**INSTRUCTION:**
All entries are to be given again verbatim.

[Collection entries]
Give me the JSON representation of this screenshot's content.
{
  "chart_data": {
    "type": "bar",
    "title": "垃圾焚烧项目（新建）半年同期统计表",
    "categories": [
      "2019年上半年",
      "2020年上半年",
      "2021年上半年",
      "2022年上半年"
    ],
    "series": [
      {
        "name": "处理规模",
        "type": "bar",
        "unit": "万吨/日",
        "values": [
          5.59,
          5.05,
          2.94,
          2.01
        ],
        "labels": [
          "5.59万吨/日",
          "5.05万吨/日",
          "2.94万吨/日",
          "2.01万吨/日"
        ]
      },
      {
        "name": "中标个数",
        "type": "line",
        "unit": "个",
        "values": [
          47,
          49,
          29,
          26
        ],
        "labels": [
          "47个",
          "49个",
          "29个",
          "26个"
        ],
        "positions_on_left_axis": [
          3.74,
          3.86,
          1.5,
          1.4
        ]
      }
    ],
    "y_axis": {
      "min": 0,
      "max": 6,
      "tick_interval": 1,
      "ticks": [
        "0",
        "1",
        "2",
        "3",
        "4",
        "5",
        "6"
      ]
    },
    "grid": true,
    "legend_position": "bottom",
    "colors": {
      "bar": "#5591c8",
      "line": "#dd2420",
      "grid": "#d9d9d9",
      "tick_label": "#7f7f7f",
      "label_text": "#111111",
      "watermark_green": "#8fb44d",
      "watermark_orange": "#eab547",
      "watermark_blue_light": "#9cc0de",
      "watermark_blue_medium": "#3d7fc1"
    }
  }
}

**RESPONSE:**
Give me the JSON representation of this screenshot's content.
{
  "chart_data": {
    "type": "bar",
    "title": "垃圾焚烧项目（新建）半年同期统计表",
    "categories": [
      "2019年上半年",
      "2020年上半年",
      "2021年上半年",
      "2022年上半年"
    ],
    "series": [
      {
        "name": "处理规模",
        "type": "bar",
        "unit": "万吨/日",
        "values": [
          5.59,
          5.05,
          2.94,
          2.01
        ],
        "labels": [
          "5.59万吨/日",
          "5.05万吨/日",
          "2.94万吨/日",
          "2.01万吨/日"
        ]
      },
      {
        "name": "中标个数",
        "type": "line",
        "unit": "个",
        "values": [
          47,
          49,
          29,
          26
        ],
        "labels": [
          "47个",
          "49个",
          "29个",
          "26个"
        ],
        "positions_on_left_axis": [
          3.74,
          3.86,
          1.5,
          1.4
        ]
      }
    ],
    "y_axis": {
      "min": 0,
      "max": 6,
      "tick_interval": 1,
      "ticks": [
        "0",
        "1",
        "2",
        "3",
        "4",
        "5",
        "6"
      ]
    },
    "grid": true,
    "legend_position": "bottom",
    "colors": {
      "bar": "#5591c8",
      "line": "#dd2420",
      "grid": "#d9d9d9",
      "tick_label": "#7f7f7f",
      "label_text": "#111111",
      "watermark_green": "#8fb44d",
      "watermark_orange": "#eab547",
      "watermark_blue_light": "#9cc0de",
      "watermark_blue_medium": "#3d7fc1"
    }
  }
}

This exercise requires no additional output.